== Supplied records ==

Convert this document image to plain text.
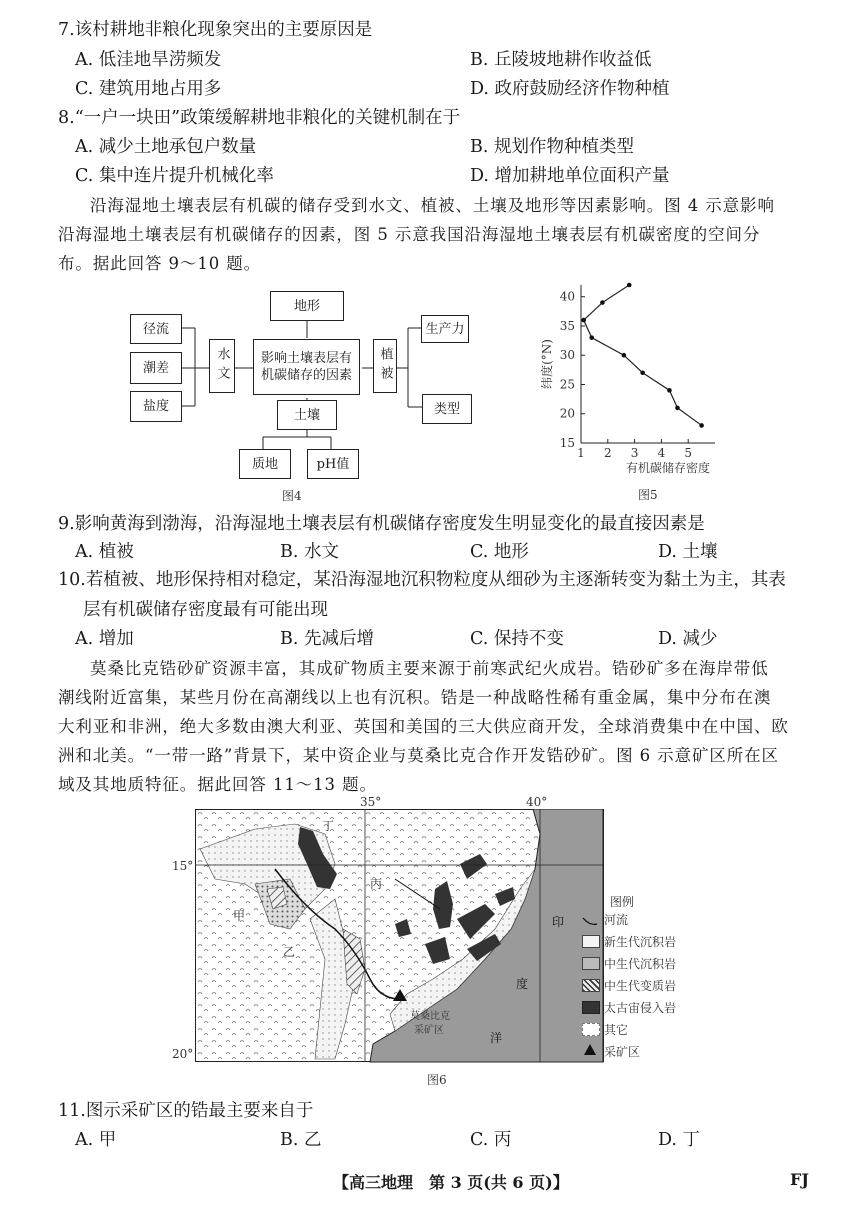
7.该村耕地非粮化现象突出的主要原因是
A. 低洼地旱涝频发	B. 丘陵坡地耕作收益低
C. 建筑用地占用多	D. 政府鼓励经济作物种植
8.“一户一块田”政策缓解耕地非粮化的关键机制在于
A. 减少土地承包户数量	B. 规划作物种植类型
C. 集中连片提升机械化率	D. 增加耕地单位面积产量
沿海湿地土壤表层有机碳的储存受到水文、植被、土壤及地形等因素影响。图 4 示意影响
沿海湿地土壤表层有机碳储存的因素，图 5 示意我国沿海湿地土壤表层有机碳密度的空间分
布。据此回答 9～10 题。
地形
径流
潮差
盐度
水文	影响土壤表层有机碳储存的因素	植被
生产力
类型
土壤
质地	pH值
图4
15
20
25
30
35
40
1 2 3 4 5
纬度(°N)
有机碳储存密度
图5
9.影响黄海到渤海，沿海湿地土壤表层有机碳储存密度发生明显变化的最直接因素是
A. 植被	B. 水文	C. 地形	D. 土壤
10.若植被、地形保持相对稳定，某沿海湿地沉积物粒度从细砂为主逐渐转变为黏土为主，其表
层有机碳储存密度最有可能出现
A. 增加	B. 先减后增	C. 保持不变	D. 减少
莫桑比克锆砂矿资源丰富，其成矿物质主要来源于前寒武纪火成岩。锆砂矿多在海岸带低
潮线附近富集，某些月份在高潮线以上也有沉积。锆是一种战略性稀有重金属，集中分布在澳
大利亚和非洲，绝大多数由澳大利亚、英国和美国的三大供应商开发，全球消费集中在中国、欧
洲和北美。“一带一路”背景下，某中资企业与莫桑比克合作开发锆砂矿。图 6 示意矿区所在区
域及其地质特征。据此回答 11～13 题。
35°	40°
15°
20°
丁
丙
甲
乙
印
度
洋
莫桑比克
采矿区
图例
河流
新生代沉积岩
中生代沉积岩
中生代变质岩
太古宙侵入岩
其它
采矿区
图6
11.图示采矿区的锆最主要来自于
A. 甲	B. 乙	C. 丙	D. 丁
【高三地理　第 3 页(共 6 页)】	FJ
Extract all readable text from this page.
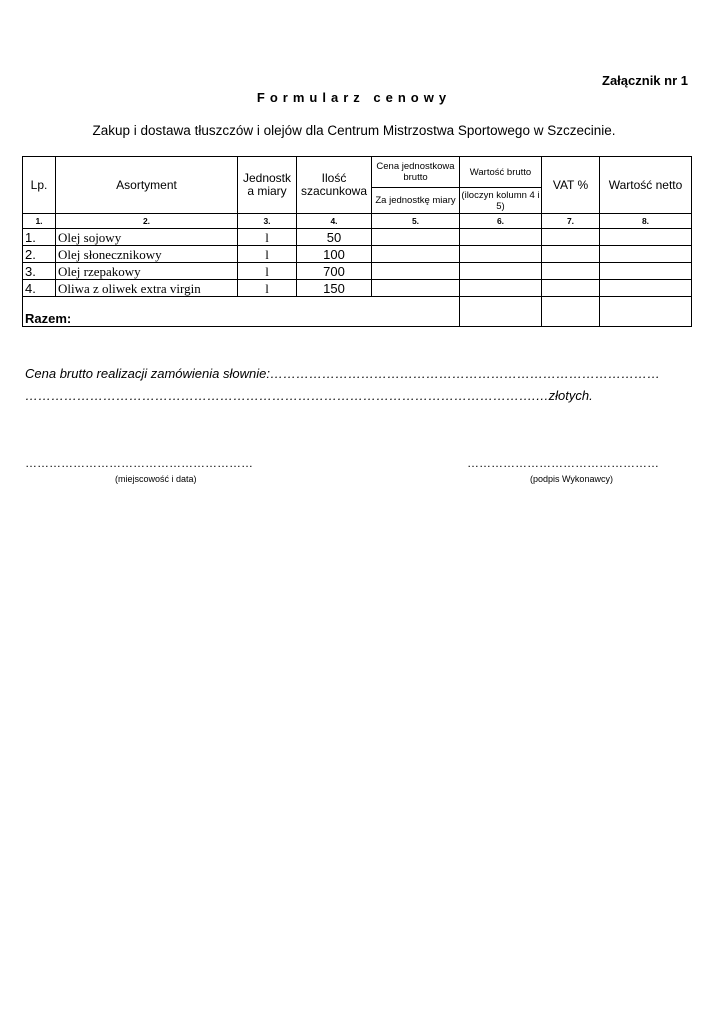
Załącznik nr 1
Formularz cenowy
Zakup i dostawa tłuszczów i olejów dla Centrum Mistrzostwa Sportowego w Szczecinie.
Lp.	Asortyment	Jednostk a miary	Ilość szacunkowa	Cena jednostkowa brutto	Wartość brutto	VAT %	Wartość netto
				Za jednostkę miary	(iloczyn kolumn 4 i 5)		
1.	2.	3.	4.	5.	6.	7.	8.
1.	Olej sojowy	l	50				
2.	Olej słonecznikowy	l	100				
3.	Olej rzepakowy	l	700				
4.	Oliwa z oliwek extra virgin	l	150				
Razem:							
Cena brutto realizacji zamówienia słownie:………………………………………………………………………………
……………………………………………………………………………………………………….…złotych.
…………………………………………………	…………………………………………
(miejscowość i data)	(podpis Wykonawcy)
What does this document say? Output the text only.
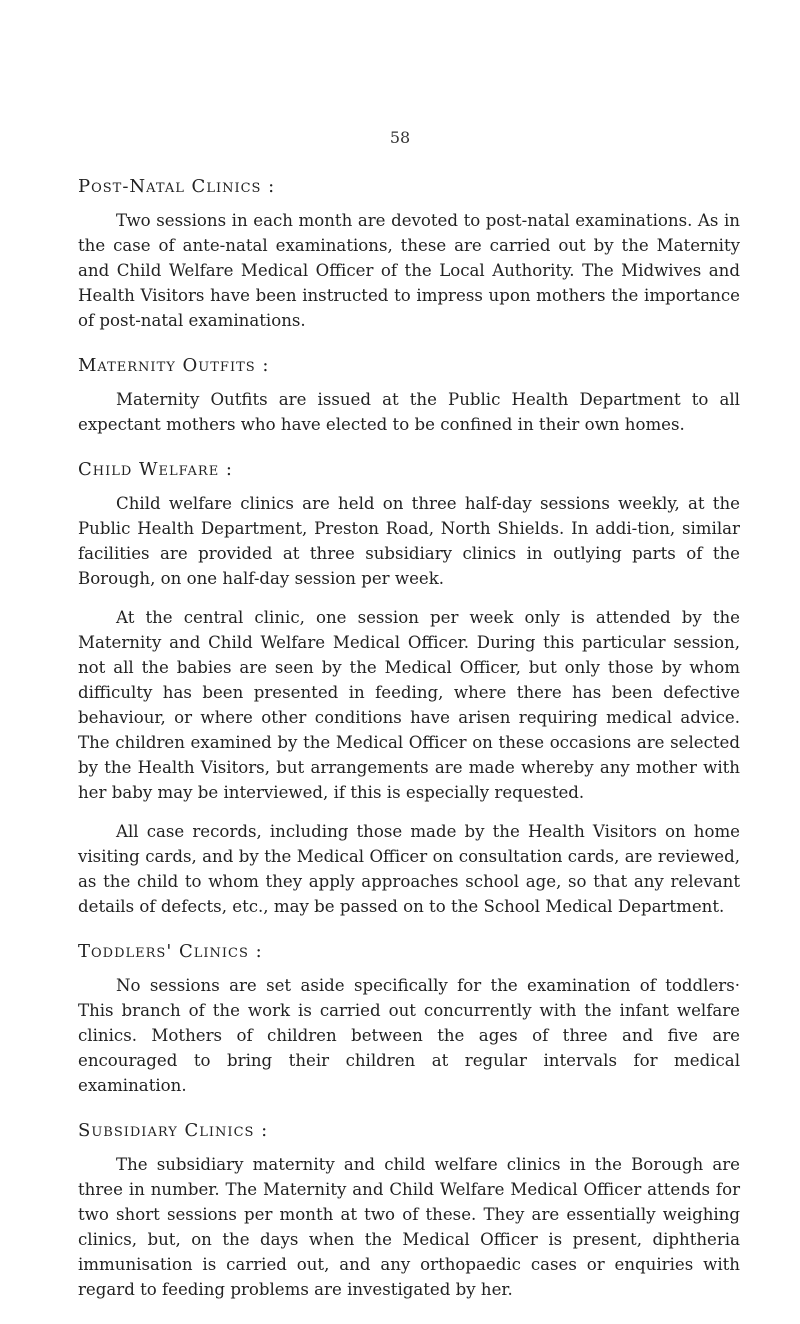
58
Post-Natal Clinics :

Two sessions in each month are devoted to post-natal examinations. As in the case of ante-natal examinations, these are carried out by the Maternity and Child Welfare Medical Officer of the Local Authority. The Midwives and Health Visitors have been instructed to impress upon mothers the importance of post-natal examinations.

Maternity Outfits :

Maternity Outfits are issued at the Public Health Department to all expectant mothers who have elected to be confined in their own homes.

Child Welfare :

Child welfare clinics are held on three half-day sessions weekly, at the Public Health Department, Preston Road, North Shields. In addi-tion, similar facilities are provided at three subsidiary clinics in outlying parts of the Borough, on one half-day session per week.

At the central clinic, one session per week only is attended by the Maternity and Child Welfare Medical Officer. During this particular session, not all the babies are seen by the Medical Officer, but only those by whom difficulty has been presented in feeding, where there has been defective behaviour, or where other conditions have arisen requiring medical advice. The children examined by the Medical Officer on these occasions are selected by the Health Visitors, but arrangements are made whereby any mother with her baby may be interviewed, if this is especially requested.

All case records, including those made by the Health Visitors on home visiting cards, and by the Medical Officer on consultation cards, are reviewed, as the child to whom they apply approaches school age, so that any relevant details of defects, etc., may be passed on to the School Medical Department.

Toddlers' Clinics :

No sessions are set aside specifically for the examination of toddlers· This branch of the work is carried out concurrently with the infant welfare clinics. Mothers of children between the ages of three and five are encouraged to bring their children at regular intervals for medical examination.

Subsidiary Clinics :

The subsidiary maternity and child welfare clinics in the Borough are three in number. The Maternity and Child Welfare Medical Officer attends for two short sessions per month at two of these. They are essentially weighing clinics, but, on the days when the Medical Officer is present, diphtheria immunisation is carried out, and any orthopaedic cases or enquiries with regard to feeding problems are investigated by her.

===

Work to do: Every record above should be written out again exactly; the pictures stay out of the copy.

Expected output:
Convert this document image to plain text.
7.该村耕地非粮化现象突出的主要原因是
A. 低洼地旱涝频发	B. 丘陵坡地耕作收益低
C. 建筑用地占用多	D. 政府鼓励经济作物种植
8.“一户一块田”政策缓解耕地非粮化的关键机制在于
A. 减少土地承包户数量	B. 规划作物种植类型
C. 集中连片提升机械化率	D. 增加耕地单位面积产量
沿海湿地土壤表层有机碳的储存受到水文、植被、土壤及地形等因素影响。图 4 示意影响
沿海湿地土壤表层有机碳储存的因素，图 5 示意我国沿海湿地土壤表层有机碳密度的空间分
布。据此回答 9～10 题。
地形
径流
潮差
盐度
水文	影响土壤表层有机碳储存的因素	植被
生产力
类型
土壤
质地	pH值
图4
15
20
25
30
35
40
1 2 3 4 5
纬度(°N)
有机碳储存密度
图5
9.影响黄海到渤海，沿海湿地土壤表层有机碳储存密度发生明显变化的最直接因素是
A. 植被	B. 水文	C. 地形	D. 土壤
10.若植被、地形保持相对稳定，某沿海湿地沉积物粒度从细砂为主逐渐转变为黏土为主，其表
层有机碳储存密度最有可能出现
A. 增加	B. 先减后增	C. 保持不变	D. 减少
莫桑比克锆砂矿资源丰富，其成矿物质主要来源于前寒武纪火成岩。锆砂矿多在海岸带低
潮线附近富集，某些月份在高潮线以上也有沉积。锆是一种战略性稀有重金属，集中分布在澳
大利亚和非洲，绝大多数由澳大利亚、英国和美国的三大供应商开发，全球消费集中在中国、欧
洲和北美。“一带一路”背景下，某中资企业与莫桑比克合作开发锆砂矿。图 6 示意矿区所在区
域及其地质特征。据此回答 11～13 题。
35°	40°
15°
20°
丁
丙
甲
乙
印
度
洋
莫桑比克
采矿区
图例
河流
新生代沉积岩
中生代沉积岩
中生代变质岩
太古宙侵入岩
其它
采矿区
图6
11.图示采矿区的锆最主要来自于
A. 甲	B. 乙	C. 丙	D. 丁
【高三地理　第 3 页(共 6 页)】	FJ
Extract all readable text from this page.
Załącznik nr 1
Formularz cenowy
Zakup i dostawa tłuszczów i olejów dla Centrum Mistrzostwa Sportowego w Szczecinie.
Lp.	Asortyment	Jednostk a miary	Ilość szacunkowa	Cena jednostkowa brutto	Wartość brutto	VAT %	Wartość netto
				Za jednostkę miary	(iloczyn kolumn 4 i 5)		
1.	2.	3.	4.	5.	6.	7.	8.
1.	Olej sojowy	l	50				
2.	Olej słonecznikowy	l	100				
3.	Olej rzepakowy	l	700				
4.	Oliwa z oliwek extra virgin	l	150				
Razem:							
Cena brutto realizacji zamówienia słownie:………………………………………………………………………………
……………………………………………………………………………………………………….…złotych.
…………………………………………………	…………………………………………
(miejscowość i data)	(podpis Wykonawcy)
What does this document say? Output the text only.
58
Post-Natal Clinics :

Two sessions in each month are devoted to post-natal examinations. As in the case of ante-natal examinations, these are carried out by the Maternity and Child Welfare Medical Officer of the Local Authority. The Midwives and Health Visitors have been instructed to impress upon mothers the importance of post-natal examinations.

Maternity Outfits :

Maternity Outfits are issued at the Public Health Department to all expectant mothers who have elected to be confined in their own homes.

Child Welfare :

Child welfare clinics are held on three half-day sessions weekly, at the Public Health Department, Preston Road, North Shields. In addi-tion, similar facilities are provided at three subsidiary clinics in outlying parts of the Borough, on one half-day session per week.

At the central clinic, one session per week only is attended by the Maternity and Child Welfare Medical Officer. During this particular session, not all the babies are seen by the Medical Officer, but only those by whom difficulty has been presented in feeding, where there has been defective behaviour, or where other conditions have arisen requiring medical advice. The children examined by the Medical Officer on these occasions are selected by the Health Visitors, but arrangements are made whereby any mother with her baby may be interviewed, if this is especially requested.

All case records, including those made by the Health Visitors on home visiting cards, and by the Medical Officer on consultation cards, are reviewed, as the child to whom they apply approaches school age, so that any relevant details of defects, etc., may be passed on to the School Medical Department.

Toddlers' Clinics :

No sessions are set aside specifically for the examination of toddlers· This branch of the work is carried out concurrently with the infant welfare clinics. Mothers of children between the ages of three and five are encouraged to bring their children at regular intervals for medical examination.

Subsidiary Clinics :

The subsidiary maternity and child welfare clinics in the Borough are three in number. The Maternity and Child Welfare Medical Officer attends for two short sessions per month at two of these. They are essentially weighing clinics, but, on the days when the Medical Officer is present, diphtheria immunisation is carried out, and any orthopaedic cases or enquiries with regard to feeding problems are investigated by her.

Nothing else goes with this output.